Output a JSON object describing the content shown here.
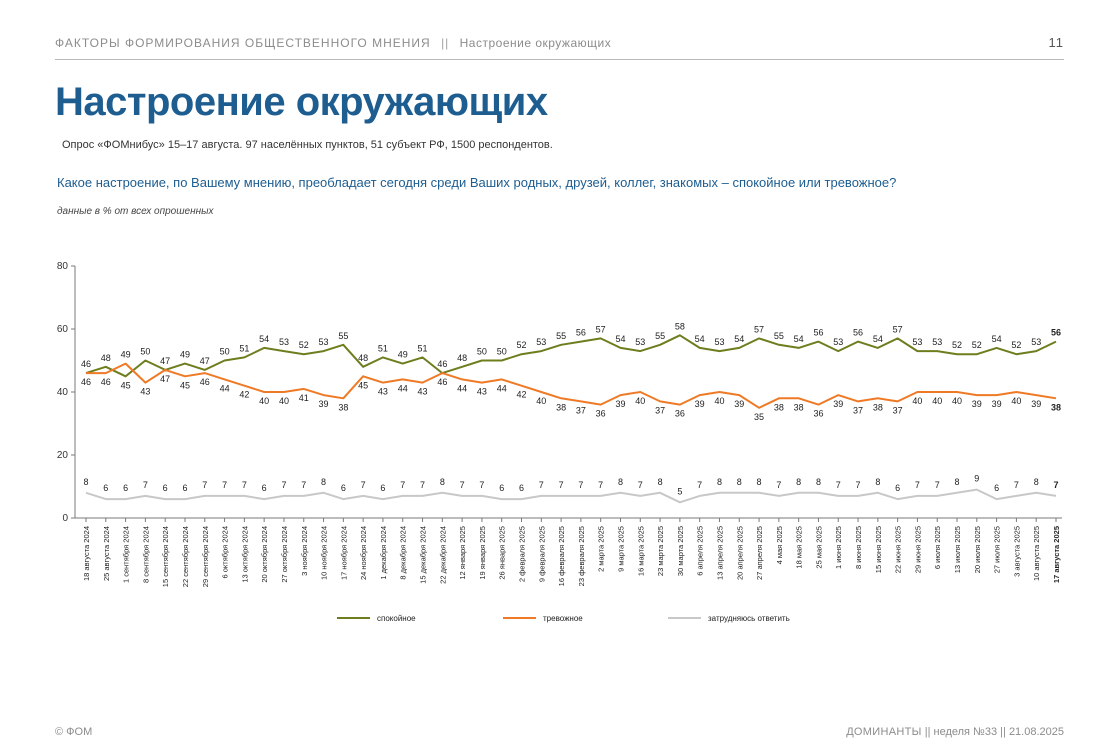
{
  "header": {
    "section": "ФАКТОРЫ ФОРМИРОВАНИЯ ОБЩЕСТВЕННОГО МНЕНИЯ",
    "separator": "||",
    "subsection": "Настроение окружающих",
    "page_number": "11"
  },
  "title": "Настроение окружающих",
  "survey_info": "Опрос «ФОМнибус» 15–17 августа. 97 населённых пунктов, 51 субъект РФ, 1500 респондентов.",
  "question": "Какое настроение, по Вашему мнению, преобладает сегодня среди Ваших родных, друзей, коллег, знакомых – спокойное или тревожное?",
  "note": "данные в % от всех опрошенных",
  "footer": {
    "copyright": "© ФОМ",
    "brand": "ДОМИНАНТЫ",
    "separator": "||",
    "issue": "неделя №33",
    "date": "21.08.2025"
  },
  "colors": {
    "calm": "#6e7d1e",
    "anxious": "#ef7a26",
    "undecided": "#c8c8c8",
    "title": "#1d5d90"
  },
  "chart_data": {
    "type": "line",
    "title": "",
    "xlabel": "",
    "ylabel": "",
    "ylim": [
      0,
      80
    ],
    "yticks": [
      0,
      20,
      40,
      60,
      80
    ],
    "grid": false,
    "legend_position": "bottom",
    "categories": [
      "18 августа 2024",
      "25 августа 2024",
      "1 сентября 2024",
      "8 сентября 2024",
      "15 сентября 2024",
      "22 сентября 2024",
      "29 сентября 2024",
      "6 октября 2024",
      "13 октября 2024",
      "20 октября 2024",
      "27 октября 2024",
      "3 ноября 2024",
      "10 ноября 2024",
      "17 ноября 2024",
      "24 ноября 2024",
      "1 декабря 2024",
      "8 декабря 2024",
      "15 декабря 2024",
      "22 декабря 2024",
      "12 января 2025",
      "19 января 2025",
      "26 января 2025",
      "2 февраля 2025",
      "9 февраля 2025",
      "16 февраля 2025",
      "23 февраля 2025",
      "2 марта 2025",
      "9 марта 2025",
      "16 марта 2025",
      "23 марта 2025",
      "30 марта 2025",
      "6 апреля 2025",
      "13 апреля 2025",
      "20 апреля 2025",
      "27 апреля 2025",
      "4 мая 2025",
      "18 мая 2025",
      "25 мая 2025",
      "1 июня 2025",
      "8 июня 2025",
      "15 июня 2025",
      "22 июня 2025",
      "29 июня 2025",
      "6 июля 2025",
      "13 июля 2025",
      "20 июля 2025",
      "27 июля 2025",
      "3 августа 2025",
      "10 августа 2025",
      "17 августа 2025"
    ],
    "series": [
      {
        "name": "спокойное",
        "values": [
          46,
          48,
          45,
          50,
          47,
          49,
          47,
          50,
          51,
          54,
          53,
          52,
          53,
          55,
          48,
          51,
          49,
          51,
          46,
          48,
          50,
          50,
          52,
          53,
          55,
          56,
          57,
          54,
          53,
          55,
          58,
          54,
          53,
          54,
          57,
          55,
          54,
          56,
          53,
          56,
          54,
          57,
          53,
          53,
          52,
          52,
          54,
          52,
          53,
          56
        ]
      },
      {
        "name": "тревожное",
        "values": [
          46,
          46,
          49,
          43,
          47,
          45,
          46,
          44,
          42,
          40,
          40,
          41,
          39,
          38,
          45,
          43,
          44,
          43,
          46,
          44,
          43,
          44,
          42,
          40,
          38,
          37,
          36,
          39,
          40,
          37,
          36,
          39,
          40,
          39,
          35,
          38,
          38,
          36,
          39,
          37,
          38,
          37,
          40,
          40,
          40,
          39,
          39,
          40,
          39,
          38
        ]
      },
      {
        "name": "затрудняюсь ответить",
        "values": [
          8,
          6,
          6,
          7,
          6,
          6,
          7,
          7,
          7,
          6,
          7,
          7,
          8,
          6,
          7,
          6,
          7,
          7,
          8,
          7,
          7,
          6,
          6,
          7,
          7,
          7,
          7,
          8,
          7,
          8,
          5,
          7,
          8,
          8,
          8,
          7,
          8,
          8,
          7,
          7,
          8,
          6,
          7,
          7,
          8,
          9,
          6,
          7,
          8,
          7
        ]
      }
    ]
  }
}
----------
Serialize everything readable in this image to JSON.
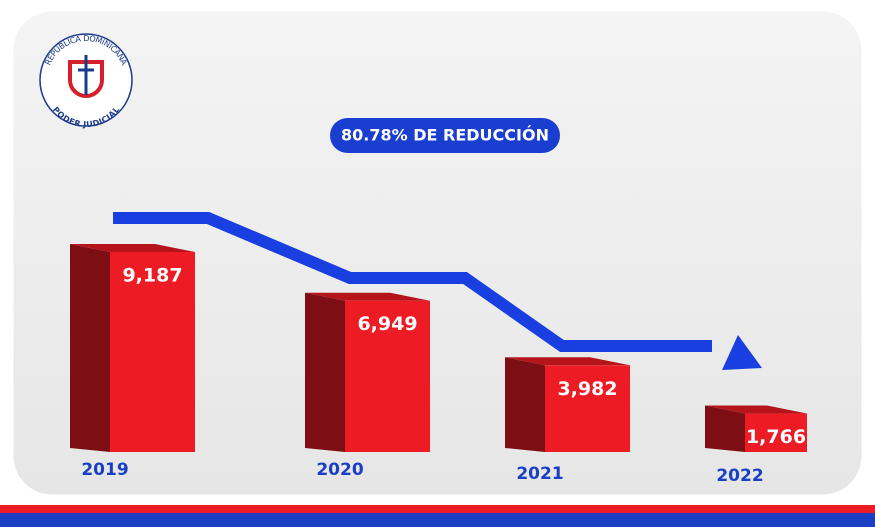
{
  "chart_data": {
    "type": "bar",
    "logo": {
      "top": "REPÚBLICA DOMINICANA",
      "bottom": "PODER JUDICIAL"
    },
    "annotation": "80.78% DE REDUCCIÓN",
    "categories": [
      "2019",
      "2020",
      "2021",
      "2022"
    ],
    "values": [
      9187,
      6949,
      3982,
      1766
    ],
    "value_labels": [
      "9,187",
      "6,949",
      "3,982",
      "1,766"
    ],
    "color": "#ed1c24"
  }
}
----------
OBJECTIVE
Show each line of the listing that holds the string "февраля".

ANSWER TO THE EXERCISE
      "2 февраля 2025",
      "9 февраля 2025",
      "16 февраля 2025",
      "23 февраля 2025",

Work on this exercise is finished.